The data below should be restated word for word, with every picture omitted.

Records for processing:
______
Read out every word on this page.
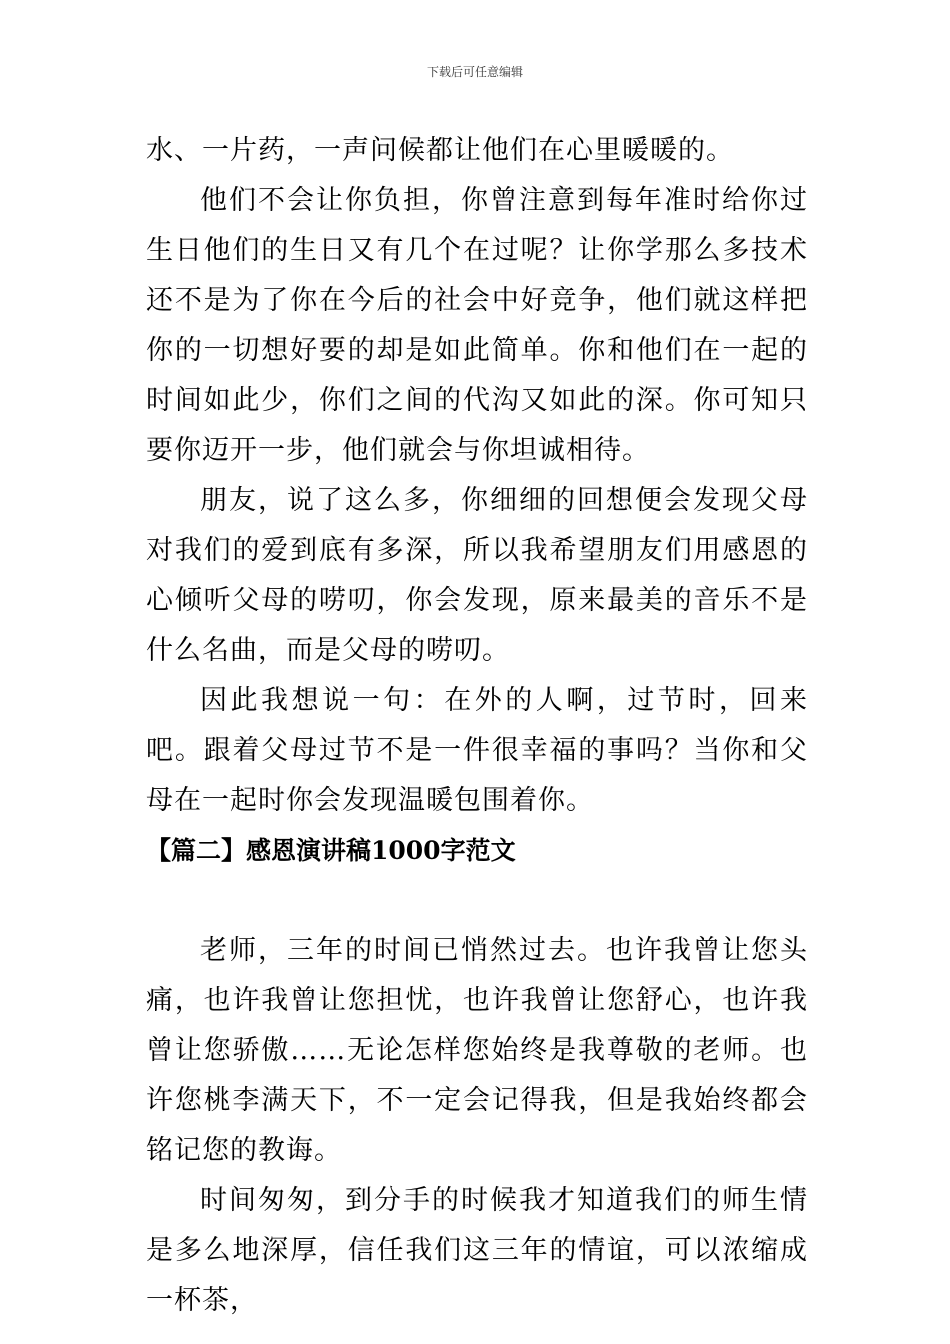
下载后可任意编辑

水、一片药，一声问候都让他们在心里暖暖的。

他们不会让你负担，你曾注意到每年准时给你过生日他们的生日又有几个在过呢？让你学那么多技术还不是为了你在今后的社会中好竞争，他们就这样把你的一切想好要的却是如此简单。你和他们在一起的时间如此少，你们之间的代沟又如此的深。你可知只要你迈开一步，他们就会与你坦诚相待。

朋友，说了这么多，你细细的回想便会发现父母对我们的爱到底有多深，所以我希望朋友们用感恩的心倾听父母的唠叨，你会发现，原来最美的音乐不是什么名曲，而是父母的唠叨。

因此我想说一句：在外的人啊，过节时，回来吧。跟着父母过节不是一件很幸福的事吗？当你和父母在一起时你会发现温暖包围着你。

【篇二】感恩演讲稿1000字范文

老师，三年的时间已悄然过去。也许我曾让您头痛，也许我曾让您担忧，也许我曾让您舒心，也许我曾让您骄傲……无论怎样您始终是我尊敬的老师。也许您桃李满天下，不一定会记得我，但是我始终都会铭记您的教诲。

时间匆匆，到分手的时候我才知道我们的师生情是多么地深厚，信任我们这三年的情谊，可以浓缩成一杯茶，
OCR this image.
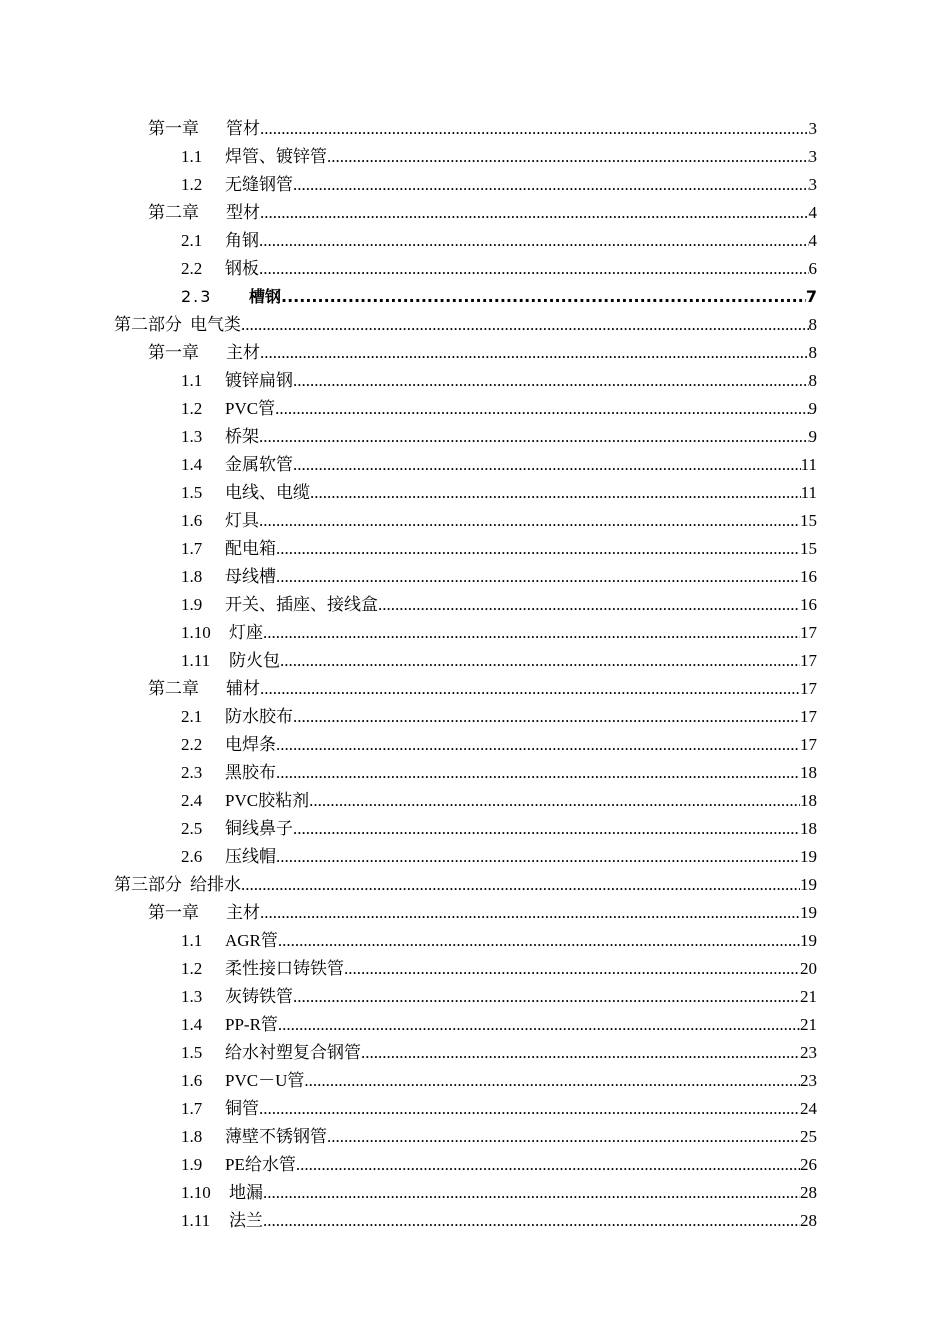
第一章 管材 .....	3
1.1 焊管、镀锌管 .....	3
1.2 无缝钢管 .....	3
第二章 型材 .....	4
2.1 角钢 .....	4
2.2 钢板 .....	6
2.3 槽钢 .....	7
第二部分 电气类 .....	8
第一章 主材 .....	8
1.1 镀锌扁钢 .....	8
1.2 PVC管 .....	9
1.3 桥架 .....	9
1.4 金属软管 .....	11
1.5 电线、电缆 .....	11
1.6 灯具 .....	15
1.7 配电箱 .....	15
1.8 母线槽 .....	16
1.9 开关、插座、接线盒 .....	16
1.10 灯座 .....	17
1.11 防火包 .....	17
第二章 辅材 .....	17
2.1 防水胶布 .....	17
2.2 电焊条 .....	17
2.3 黑胶布 .....	18
2.4 PVC胶粘剂 .....	18
2.5 铜线鼻子 .....	18
2.6 压线帽 .....	19
第三部分 给排水 .....	19
第一章 主材 .....	19
1.1 AGR管 .....	19
1.2 柔性接口铸铁管 .....	20
1.3 灰铸铁管 .....	21
1.4 PP-R管 .....	21
1.5 给水衬塑复合钢管 .....	23
1.6 PVC－U管 .....	23
1.7 铜管 .....	24
1.8 薄壁不锈钢管 .....	25
1.9 PE给水管 .....	26
1.10 地漏 .....	28
1.11 法兰 .....	28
______
Task solution:
Read out every word on this page.
下载后可任意编辑

水、一片药，一声问候都让他们在心里暖暖的。

他们不会让你负担，你曾注意到每年准时给你过生日他们的生日又有几个在过呢？让你学那么多技术还不是为了你在今后的社会中好竞争，他们就这样把你的一切想好要的却是如此简单。你和他们在一起的时间如此少，你们之间的代沟又如此的深。你可知只要你迈开一步，他们就会与你坦诚相待。

朋友，说了这么多，你细细的回想便会发现父母对我们的爱到底有多深，所以我希望朋友们用感恩的心倾听父母的唠叨，你会发现，原来最美的音乐不是什么名曲，而是父母的唠叨。

因此我想说一句：在外的人啊，过节时，回来吧。跟着父母过节不是一件很幸福的事吗？当你和父母在一起时你会发现温暖包围着你。

【篇二】感恩演讲稿1000字范文

老师，三年的时间已悄然过去。也许我曾让您头痛，也许我曾让您担忧，也许我曾让您舒心，也许我曾让您骄傲……无论怎样您始终是我尊敬的老师。也许您桃李满天下，不一定会记得我，但是我始终都会铭记您的教诲。

时间匆匆，到分手的时候我才知道我们的师生情是多么地深厚，信任我们这三年的情谊，可以浓缩成一杯茶，
OCR this image.
第一章 管材 .....	3
1.1 焊管、镀锌管 .....	3
1.2 无缝钢管 .....	3
第二章 型材 .....	4
2.1 角钢 .....	4
2.2 钢板 .....	6
2.3 槽钢 .....	7
第二部分 电气类 .....	8
第一章 主材 .....	8
1.1 镀锌扁钢 .....	8
1.2 PVC管 .....	9
1.3 桥架 .....	9
1.4 金属软管 .....	11
1.5 电线、电缆 .....	11
1.6 灯具 .....	15
1.7 配电箱 .....	15
1.8 母线槽 .....	16
1.9 开关、插座、接线盒 .....	16
1.10 灯座 .....	17
1.11 防火包 .....	17
第二章 辅材 .....	17
2.1 防水胶布 .....	17
2.2 电焊条 .....	17
2.3 黑胶布 .....	18
2.4 PVC胶粘剂 .....	18
2.5 铜线鼻子 .....	18
2.6 压线帽 .....	19
第三部分 给排水 .....	19
第一章 主材 .....	19
1.1 AGR管 .....	19
1.2 柔性接口铸铁管 .....	20
1.3 灰铸铁管 .....	21
1.4 PP-R管 .....	21
1.5 给水衬塑复合钢管 .....	23
1.6 PVC－U管 .....	23
1.7 铜管 .....	24
1.8 薄壁不锈钢管 .....	25
1.9 PE给水管 .....	26
1.10 地漏 .....	28
1.11 法兰 .....	28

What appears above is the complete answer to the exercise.